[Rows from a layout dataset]
^^^^

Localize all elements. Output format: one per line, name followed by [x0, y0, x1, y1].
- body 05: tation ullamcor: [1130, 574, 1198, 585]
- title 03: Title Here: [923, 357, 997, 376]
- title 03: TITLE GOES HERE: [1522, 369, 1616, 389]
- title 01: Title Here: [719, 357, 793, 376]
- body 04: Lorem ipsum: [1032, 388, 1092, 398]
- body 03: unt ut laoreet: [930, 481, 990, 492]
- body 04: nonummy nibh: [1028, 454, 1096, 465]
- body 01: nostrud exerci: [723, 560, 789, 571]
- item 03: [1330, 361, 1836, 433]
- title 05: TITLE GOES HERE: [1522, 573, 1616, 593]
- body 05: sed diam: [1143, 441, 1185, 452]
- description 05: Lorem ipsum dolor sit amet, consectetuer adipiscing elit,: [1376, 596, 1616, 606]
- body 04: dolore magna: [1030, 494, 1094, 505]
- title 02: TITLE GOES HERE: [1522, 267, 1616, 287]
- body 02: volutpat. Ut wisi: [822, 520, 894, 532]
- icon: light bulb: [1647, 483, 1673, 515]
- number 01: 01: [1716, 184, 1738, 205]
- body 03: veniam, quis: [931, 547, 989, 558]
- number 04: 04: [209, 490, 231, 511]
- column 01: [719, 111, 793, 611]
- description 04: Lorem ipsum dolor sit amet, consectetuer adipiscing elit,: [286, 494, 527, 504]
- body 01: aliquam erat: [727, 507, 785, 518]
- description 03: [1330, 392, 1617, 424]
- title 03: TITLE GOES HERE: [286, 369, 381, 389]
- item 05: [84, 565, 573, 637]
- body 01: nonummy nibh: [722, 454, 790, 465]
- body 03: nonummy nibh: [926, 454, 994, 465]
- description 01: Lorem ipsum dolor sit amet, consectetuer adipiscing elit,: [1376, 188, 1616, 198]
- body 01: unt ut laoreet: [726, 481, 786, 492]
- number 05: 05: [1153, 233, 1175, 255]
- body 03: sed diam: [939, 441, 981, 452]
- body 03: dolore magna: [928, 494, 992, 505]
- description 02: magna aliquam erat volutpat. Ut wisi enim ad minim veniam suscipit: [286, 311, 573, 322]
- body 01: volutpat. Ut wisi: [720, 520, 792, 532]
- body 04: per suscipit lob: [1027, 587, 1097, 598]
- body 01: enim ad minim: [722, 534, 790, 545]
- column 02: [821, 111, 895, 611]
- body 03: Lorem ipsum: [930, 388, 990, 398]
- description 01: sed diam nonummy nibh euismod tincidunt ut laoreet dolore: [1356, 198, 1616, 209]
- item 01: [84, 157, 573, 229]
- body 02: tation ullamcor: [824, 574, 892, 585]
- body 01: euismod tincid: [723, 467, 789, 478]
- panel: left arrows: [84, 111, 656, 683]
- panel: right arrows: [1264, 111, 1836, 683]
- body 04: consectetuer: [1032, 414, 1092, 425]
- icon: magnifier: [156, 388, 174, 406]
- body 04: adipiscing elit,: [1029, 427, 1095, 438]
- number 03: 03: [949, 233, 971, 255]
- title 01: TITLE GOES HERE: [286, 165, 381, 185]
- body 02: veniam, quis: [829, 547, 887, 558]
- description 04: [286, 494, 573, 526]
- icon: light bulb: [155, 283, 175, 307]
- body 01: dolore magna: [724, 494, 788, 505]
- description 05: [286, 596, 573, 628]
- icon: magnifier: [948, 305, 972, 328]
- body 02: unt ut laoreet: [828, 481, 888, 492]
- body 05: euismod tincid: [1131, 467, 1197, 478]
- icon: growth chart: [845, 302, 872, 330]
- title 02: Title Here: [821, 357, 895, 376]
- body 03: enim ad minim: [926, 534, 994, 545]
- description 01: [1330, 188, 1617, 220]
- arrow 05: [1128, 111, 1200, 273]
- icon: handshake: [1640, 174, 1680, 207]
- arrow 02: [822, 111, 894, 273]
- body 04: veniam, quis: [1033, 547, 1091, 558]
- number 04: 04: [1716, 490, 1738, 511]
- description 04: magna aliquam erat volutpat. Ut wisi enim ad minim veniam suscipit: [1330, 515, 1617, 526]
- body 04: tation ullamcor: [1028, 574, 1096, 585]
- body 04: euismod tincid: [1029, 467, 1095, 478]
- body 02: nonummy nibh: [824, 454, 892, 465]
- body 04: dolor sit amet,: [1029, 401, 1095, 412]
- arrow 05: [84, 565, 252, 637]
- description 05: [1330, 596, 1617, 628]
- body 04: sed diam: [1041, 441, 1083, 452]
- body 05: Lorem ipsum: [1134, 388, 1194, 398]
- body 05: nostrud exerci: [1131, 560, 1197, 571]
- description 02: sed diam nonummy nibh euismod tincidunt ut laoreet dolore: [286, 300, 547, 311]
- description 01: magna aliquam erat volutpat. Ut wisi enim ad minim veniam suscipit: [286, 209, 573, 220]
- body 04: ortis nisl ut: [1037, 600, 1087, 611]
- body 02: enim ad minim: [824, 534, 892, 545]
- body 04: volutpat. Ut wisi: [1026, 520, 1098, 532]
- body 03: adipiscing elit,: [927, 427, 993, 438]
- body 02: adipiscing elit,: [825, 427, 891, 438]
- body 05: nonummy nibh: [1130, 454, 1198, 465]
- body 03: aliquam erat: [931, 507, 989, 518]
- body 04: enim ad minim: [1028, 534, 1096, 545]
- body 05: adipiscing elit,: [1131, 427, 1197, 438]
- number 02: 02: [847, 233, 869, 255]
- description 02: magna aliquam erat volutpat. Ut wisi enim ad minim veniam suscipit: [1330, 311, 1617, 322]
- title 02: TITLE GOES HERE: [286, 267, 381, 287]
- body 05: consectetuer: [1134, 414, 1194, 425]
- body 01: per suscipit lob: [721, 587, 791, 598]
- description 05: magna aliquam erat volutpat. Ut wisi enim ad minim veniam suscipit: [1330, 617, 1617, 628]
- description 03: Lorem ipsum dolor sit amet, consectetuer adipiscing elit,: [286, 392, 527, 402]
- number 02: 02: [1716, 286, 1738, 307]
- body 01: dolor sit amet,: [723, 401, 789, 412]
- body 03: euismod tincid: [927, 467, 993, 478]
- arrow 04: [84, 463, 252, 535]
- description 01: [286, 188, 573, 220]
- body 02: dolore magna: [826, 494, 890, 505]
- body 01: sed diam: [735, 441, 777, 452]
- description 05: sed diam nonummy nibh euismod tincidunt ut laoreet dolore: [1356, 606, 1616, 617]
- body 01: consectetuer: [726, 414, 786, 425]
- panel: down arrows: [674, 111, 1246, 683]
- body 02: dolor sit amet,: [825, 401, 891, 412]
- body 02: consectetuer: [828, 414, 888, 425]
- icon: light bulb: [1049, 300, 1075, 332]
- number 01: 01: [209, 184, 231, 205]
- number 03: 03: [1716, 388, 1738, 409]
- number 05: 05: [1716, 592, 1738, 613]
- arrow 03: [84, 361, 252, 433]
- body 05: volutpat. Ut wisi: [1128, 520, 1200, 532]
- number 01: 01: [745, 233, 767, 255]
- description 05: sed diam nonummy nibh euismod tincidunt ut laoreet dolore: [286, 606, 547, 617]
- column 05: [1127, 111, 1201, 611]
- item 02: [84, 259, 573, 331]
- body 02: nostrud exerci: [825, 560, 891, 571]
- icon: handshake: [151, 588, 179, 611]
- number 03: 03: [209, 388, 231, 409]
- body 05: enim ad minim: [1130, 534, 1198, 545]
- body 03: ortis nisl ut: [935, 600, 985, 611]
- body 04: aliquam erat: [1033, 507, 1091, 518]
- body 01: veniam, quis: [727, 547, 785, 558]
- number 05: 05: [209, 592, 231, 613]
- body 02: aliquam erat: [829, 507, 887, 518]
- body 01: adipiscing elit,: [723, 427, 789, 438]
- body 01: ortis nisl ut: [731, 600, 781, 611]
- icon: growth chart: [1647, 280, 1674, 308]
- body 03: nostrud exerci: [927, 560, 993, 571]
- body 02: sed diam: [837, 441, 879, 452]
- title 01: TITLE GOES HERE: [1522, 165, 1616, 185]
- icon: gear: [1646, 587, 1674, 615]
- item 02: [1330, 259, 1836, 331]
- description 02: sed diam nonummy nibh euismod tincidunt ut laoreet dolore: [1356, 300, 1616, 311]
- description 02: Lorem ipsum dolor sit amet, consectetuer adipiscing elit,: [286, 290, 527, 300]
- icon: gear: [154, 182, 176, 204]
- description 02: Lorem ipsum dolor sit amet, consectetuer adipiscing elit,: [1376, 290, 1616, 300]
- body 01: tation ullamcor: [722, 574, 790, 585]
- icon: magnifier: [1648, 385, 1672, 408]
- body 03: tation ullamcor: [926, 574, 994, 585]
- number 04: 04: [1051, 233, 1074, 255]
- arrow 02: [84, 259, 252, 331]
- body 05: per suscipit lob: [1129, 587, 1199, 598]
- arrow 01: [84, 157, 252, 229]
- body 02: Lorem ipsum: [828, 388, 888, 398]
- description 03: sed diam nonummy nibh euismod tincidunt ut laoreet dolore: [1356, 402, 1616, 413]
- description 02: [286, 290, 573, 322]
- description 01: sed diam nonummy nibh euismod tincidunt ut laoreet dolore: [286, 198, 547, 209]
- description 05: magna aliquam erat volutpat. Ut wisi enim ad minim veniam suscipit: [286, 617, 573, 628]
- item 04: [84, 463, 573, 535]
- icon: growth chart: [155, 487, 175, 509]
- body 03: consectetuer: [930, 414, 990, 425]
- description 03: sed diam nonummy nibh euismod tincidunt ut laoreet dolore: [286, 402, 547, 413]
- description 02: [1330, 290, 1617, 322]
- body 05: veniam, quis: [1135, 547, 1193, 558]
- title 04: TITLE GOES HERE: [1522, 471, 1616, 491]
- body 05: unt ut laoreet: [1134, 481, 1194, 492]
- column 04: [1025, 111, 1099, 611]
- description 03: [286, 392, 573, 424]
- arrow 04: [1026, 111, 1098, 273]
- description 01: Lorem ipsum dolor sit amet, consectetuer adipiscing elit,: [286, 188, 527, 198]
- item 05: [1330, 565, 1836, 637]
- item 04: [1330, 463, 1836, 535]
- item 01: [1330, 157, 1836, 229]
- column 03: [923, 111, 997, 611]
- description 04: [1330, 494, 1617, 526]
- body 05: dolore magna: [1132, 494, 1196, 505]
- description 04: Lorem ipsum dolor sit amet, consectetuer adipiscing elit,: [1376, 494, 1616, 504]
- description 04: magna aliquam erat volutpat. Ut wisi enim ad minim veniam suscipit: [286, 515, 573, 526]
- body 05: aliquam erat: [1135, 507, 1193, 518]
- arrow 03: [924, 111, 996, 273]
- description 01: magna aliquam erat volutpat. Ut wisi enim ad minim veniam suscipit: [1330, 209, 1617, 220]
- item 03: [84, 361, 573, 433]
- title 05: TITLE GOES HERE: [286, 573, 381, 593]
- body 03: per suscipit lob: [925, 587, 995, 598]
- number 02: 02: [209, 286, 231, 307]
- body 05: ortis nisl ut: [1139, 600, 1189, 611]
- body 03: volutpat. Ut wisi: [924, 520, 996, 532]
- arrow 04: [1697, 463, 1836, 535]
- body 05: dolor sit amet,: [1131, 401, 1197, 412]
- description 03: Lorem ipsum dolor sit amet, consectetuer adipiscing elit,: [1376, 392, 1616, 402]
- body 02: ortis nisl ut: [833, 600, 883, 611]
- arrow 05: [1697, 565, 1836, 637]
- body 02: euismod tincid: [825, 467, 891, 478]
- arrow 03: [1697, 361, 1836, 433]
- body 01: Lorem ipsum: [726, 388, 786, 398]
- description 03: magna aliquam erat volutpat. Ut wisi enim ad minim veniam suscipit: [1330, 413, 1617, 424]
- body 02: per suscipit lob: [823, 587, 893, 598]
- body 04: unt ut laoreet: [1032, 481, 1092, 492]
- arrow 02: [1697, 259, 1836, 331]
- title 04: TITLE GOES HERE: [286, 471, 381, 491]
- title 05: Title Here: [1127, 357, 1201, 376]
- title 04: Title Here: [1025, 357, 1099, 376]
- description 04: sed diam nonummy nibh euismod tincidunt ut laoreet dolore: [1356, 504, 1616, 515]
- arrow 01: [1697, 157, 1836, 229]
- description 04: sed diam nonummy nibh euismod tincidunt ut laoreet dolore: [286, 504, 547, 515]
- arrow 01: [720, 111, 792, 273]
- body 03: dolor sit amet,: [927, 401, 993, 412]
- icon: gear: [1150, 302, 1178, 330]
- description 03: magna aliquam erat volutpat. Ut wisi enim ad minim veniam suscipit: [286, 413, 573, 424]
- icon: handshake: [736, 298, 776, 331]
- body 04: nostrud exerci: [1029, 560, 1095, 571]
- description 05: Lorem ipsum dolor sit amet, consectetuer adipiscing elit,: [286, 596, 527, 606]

^^^^

What you should do | Format the records above as a Markdown table with the columns Row and Line, starting at the first line and ending with the line containing "- title 02: TITLE GOES HERE: [1522, 267, 1616, 287]", with both ends included and blank lines omitted.

Exercise solution |
| Row | Line |
|---|---|
| 1 | Localize all elements. Output format: one per line, name followed by [x0, y0, x1, y1]. |
| 2 | - body 05: tation ullamcor: [1130, 574, 1198, 585] |
| 3 | - title 03: Title Here: [923, 357, 997, 376] |
| 4 | - title 03: TITLE GOES HERE: [1522, 369, 1616, 389] |
| 5 | - title 01: Title Here: [719, 357, 793, 376] |
| 6 | - body 04: Lorem ipsum: [1032, 388, 1092, 398] |
| 7 | - body 03: unt ut laoreet: [930, 481, 990, 492] |
| 8 | - body 04: nonummy nibh: [1028, 454, 1096, 465] |
| 9 | - body 01: nostrud exerci: [723, 560, 789, 571] |
| 10 | - item 03: [1330, 361, 1836, 433] |
| 11 | - title 05: TITLE GOES HERE: [1522, 573, 1616, 593] |
| 12 | - body 05: sed diam: [1143, 441, 1185, 452] |
| 13 | - description 05: Lorem ipsum dolor sit amet, consectetuer adipiscing elit,: [1376, 596, 1616, 606] |
| 14 | - body 04: dolore magna: [1030, 494, 1094, 505] |
| 15 | - title 02: TITLE GOES HERE: [1522, 267, 1616, 287] |